**Requirements:** Extract the lines that hold the string "name".

**Material for the task:**

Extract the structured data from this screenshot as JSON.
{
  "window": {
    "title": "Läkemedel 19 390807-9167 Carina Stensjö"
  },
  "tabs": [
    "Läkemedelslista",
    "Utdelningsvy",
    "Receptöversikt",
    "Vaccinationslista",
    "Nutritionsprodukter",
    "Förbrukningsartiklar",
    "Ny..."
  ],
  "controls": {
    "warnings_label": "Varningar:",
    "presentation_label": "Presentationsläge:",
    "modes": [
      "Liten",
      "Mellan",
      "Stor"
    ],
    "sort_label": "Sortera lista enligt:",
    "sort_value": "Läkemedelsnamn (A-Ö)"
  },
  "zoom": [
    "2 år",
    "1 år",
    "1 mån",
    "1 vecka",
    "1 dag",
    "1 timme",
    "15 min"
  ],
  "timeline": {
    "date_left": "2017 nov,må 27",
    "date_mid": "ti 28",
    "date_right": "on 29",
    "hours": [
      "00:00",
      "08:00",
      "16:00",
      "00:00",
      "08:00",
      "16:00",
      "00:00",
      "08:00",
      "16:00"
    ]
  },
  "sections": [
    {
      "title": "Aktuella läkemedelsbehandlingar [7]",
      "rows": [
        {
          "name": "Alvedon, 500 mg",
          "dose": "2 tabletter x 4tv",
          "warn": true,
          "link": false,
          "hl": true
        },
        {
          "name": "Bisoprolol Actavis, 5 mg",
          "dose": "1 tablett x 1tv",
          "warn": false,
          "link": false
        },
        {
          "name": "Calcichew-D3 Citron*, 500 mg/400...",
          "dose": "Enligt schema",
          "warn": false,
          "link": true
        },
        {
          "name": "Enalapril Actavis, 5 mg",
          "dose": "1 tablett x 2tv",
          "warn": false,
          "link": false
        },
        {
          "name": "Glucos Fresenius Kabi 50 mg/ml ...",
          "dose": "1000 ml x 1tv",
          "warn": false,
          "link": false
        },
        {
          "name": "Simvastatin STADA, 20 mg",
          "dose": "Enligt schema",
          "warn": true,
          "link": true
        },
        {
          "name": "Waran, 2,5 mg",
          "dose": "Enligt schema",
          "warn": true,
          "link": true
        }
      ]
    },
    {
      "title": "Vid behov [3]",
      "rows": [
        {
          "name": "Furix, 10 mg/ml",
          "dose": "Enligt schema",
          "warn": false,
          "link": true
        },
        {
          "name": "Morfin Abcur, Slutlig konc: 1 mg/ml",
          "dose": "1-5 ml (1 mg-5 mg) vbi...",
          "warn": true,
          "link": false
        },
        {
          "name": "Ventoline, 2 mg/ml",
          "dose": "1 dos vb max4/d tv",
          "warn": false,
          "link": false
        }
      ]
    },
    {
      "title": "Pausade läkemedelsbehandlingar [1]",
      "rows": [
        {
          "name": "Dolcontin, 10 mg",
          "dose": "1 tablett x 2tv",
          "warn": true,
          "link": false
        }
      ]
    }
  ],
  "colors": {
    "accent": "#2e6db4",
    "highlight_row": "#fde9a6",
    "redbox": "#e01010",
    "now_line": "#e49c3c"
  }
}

**Final result:**
          "name": "Alvedon, 500 mg",
          "name": "Bisoprolol Actavis, 5 mg",
          "name": "Calcichew-D3 Citron*, 500 mg/400...",
          "name": "Enalapril Actavis, 5 mg",
          "name": "Glucos Fresenius Kabi 50 mg/ml ...",
          "name": "Simvastatin STADA, 20 mg",
          "name": "Waran, 2,5 mg",
          "name": "Furix, 10 mg/ml",
          "name": "Morfin Abcur, Slutlig konc: 1 mg/ml",
          "name": "Ventoline, 2 mg/ml",
          "name": "Dolcontin, 10 mg",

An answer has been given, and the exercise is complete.